WORK REQUIRED —
According to the page text below, which repository is this document part of?

Links

This document is part of the “CLG Authorship Experiments” repository:

Options

The .Rmd source document can be configured by modifying the following lines:

analyze.results <- TRUE
packages.path <- 'packages'
Sys.setenv(CLG_AUTHORSHIP_PACKAGES_PATH = packages.path)
work.dir <- 'experiments/4-author-diversity'
variable.name <- 'Number of authors in the training set'
Sys.setenv(EXPE_WORK_DIR = work.dir)
Sys.setenv(COPY_EXPE1_DATA_DIR = 'experiments/1-doc-size/100')
training.cases <- '2 3 4 5 6 7 8 9 10 11 12'
Sys.setenv(TRAINING_CASES = training.cases)
any.training.cases <- strsplit(training.cases, ' ',fixed=TRUE)[[1]][1]
set.seed(2022)

export CLG_AUTHORSHIP_PACKAGES_PATH=packages
export EXPE_WORK_DIR=experiments/4-author-diversity
export COPY_EXPE1_DATA_DIR=experiments/1-doc-size/100
export TRAINING_CASES='2 3 4 5 6 7 8 9 10 11 12'

Data generation

Dataset

We use the same dataset as in the first experiment (must have been calculated before).

source session-setup.sh
if [ ! -d "$COPY_EXPE1_DATA_DIR" ]; then
  echo "Dir '$COPY_EXPE1_DATA_DIR' not found" 1>&2
  exit 1
fi
if [ ! -d "$EXPE_WORK_DIR" ]; then 
  mkdir "$EXPE_WORK_DIR"
  for SIZE in $TRAINING_CASES; do
     mkdir "$EXPE_WORK_DIR/$SIZE"
     cp -R "$COPY_EXPE1_DATA_DIR"/process "$COPY_EXPE1_DATA_DIR"/data "$COPY_EXPE1_DATA_DIR"/impostors "$EXPE_WORK_DIR/$SIZE"
     rm -f "$EXPE_WORK_DIR/$SIZE/data/truth.txt"

GIVEN DATA —
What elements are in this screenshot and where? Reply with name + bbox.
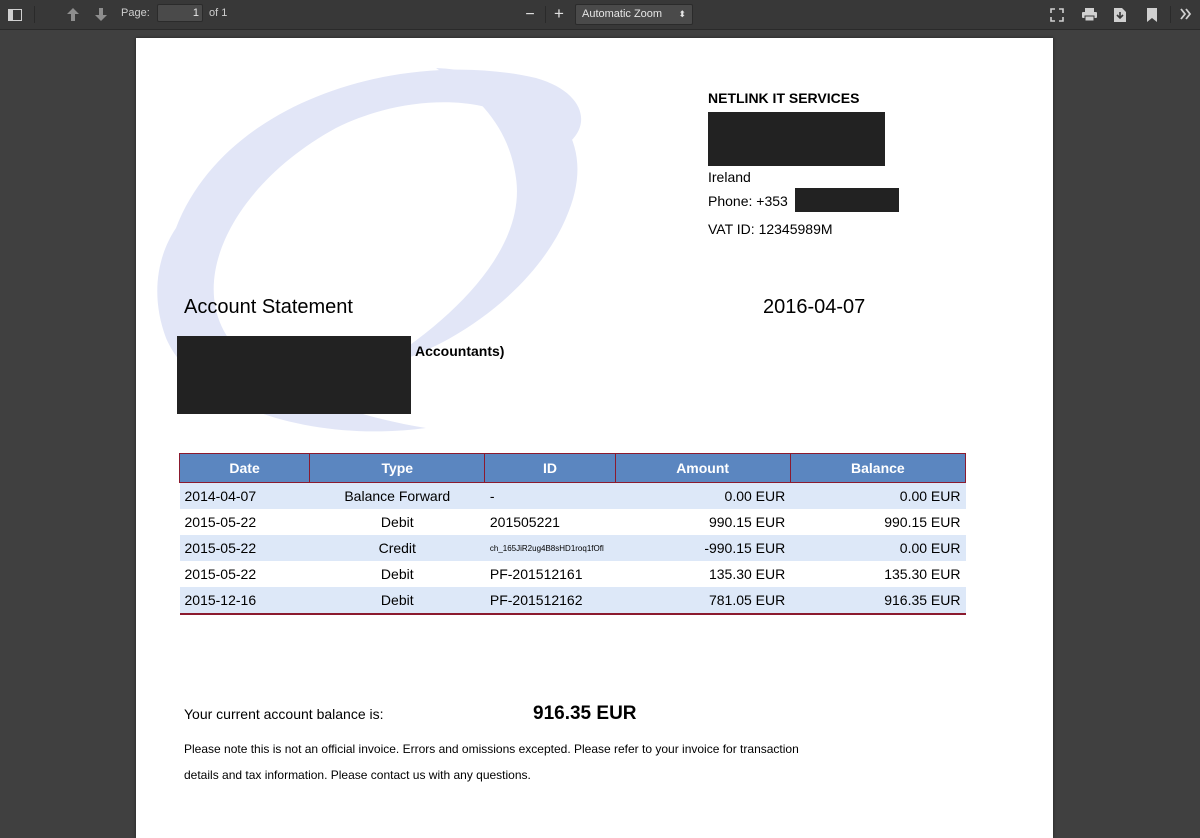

ANSWER TO THIS TASK —
The "CLG Authorship Experiments" repository.